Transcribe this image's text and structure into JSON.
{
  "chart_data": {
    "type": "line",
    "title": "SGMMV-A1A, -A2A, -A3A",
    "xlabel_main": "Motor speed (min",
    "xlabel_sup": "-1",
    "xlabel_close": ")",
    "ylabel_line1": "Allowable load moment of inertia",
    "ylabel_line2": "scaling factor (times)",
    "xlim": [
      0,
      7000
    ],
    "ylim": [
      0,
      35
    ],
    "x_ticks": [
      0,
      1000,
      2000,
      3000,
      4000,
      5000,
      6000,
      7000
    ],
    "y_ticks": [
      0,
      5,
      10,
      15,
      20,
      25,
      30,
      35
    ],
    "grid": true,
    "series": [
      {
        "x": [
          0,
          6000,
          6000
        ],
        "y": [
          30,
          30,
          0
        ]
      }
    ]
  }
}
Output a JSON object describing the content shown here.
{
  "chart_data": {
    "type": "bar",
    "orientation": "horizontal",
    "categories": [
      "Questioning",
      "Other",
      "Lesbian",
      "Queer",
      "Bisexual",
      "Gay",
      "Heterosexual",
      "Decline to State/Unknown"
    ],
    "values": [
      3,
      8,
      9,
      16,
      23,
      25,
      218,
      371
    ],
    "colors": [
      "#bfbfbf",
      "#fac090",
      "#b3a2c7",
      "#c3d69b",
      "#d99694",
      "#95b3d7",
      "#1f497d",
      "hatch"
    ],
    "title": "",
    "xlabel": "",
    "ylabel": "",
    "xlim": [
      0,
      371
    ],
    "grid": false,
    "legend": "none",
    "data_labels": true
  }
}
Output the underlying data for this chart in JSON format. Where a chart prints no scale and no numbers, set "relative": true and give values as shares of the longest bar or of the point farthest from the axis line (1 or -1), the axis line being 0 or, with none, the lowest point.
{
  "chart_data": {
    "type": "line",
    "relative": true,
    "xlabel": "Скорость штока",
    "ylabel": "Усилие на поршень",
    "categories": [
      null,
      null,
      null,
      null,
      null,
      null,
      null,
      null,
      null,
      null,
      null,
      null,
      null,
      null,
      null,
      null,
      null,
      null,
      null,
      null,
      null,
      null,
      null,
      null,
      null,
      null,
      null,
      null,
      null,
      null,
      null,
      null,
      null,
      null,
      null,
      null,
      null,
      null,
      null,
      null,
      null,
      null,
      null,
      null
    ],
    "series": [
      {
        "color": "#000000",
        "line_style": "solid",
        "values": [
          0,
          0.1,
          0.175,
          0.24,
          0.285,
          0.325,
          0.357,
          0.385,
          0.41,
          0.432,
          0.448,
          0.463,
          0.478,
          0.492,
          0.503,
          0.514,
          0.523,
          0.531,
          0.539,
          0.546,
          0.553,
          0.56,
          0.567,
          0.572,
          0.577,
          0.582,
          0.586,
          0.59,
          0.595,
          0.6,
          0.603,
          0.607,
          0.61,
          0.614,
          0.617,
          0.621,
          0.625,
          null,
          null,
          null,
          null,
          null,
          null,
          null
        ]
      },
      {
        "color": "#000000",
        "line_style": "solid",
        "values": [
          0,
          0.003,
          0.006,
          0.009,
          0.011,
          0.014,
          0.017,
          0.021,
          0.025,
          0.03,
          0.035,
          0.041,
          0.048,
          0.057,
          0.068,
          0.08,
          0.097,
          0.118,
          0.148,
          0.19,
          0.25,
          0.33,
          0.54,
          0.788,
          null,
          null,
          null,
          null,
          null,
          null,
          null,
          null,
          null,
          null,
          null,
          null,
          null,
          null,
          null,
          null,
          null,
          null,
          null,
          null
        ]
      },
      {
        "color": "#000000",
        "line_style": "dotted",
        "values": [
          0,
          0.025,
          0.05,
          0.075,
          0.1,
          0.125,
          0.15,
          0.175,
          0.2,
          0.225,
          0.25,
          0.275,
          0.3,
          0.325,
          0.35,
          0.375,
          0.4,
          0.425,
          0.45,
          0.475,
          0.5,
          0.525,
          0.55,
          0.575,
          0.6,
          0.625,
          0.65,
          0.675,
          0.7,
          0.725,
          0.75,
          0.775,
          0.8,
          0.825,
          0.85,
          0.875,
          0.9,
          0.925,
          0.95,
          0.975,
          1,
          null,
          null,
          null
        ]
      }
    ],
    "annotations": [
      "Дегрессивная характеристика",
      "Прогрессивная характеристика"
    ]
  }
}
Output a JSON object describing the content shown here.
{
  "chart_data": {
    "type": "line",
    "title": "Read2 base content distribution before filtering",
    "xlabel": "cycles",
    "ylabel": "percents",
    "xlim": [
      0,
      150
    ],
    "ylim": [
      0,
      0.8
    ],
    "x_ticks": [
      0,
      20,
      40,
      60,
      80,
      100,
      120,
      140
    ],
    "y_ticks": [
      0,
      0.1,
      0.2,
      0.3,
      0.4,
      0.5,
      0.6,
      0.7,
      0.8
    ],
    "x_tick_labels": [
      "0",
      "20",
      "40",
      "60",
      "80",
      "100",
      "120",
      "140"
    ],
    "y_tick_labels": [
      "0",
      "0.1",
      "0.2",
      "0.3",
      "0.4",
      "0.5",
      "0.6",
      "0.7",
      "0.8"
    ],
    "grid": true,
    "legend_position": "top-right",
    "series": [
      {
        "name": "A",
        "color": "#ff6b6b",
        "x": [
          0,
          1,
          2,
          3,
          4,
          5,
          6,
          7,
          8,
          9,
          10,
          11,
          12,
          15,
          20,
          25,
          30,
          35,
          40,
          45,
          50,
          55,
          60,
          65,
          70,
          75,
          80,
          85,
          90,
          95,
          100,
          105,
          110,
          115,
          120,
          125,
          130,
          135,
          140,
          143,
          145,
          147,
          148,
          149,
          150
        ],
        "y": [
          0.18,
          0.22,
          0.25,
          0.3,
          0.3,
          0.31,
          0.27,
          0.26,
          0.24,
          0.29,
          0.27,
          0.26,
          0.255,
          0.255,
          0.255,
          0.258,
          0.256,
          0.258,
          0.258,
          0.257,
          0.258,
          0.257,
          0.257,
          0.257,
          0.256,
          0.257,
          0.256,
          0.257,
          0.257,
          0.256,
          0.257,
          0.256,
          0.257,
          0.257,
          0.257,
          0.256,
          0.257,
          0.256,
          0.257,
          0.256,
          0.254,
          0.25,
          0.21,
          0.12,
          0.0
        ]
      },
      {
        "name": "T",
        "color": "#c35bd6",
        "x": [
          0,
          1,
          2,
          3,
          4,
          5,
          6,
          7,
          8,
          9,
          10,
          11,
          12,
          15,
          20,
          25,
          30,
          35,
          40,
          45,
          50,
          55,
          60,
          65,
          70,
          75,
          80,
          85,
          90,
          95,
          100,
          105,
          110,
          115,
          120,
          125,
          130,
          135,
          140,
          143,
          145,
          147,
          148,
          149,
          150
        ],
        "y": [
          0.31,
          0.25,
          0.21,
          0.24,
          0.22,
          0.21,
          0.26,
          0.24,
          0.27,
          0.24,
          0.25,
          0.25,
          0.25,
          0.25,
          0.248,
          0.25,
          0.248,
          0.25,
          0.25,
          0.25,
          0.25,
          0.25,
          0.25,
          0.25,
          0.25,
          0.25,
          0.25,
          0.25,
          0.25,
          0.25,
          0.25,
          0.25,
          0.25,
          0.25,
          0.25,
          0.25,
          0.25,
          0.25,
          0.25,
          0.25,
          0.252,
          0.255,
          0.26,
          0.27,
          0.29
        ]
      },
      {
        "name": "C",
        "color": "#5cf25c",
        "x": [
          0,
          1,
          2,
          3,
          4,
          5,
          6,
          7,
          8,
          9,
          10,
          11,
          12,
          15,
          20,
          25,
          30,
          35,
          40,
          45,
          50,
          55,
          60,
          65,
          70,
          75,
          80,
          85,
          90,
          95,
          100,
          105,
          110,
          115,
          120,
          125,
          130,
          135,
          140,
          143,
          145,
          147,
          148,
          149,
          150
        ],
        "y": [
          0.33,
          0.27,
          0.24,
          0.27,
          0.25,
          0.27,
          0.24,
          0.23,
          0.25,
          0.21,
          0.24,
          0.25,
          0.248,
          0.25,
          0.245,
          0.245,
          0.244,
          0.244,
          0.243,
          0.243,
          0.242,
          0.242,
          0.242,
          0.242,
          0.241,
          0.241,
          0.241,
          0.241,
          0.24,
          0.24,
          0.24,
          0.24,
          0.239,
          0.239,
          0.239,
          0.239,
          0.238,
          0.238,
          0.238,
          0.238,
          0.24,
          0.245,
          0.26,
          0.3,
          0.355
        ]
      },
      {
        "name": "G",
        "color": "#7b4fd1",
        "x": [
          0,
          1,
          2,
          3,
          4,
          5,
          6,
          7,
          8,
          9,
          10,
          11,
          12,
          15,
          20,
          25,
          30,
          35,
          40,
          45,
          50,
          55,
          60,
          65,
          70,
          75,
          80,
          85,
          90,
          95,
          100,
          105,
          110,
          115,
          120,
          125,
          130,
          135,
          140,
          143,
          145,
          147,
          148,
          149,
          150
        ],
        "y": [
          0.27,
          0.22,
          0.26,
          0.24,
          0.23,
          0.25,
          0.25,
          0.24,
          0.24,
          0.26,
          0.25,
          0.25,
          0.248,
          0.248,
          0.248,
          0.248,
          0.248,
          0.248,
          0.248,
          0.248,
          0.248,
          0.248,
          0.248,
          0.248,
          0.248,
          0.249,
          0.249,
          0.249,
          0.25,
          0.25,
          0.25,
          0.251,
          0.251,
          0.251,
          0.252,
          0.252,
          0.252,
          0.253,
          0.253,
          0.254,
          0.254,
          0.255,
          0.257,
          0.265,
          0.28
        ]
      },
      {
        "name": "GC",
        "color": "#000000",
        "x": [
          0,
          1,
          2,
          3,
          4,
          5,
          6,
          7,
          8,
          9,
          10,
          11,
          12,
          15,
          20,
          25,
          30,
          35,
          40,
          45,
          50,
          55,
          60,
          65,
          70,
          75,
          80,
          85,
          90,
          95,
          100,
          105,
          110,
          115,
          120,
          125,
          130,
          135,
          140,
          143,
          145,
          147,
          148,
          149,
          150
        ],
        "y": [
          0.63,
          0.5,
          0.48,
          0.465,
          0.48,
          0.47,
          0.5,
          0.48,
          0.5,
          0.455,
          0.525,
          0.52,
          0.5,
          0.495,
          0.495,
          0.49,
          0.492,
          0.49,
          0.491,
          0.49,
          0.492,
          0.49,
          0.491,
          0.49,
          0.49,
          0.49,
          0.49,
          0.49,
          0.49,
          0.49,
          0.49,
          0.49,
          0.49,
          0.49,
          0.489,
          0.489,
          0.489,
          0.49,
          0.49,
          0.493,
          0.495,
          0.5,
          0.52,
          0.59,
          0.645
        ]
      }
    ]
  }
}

________________________________________

• _WHAT IS ASKED_
List all lines from the entries that include the word "this".

• _EXERCISE RESPONSE_
Transcribe this image's text and structure into JSON.
Output the underlying data for this chart in JSON format. Where a chart prints no scale and no numbers, set "relative": true and give values as shares of the longest bar or of the point farthest from the axis line (1 or -1), the axis line being 0 or, with none, the lowest point.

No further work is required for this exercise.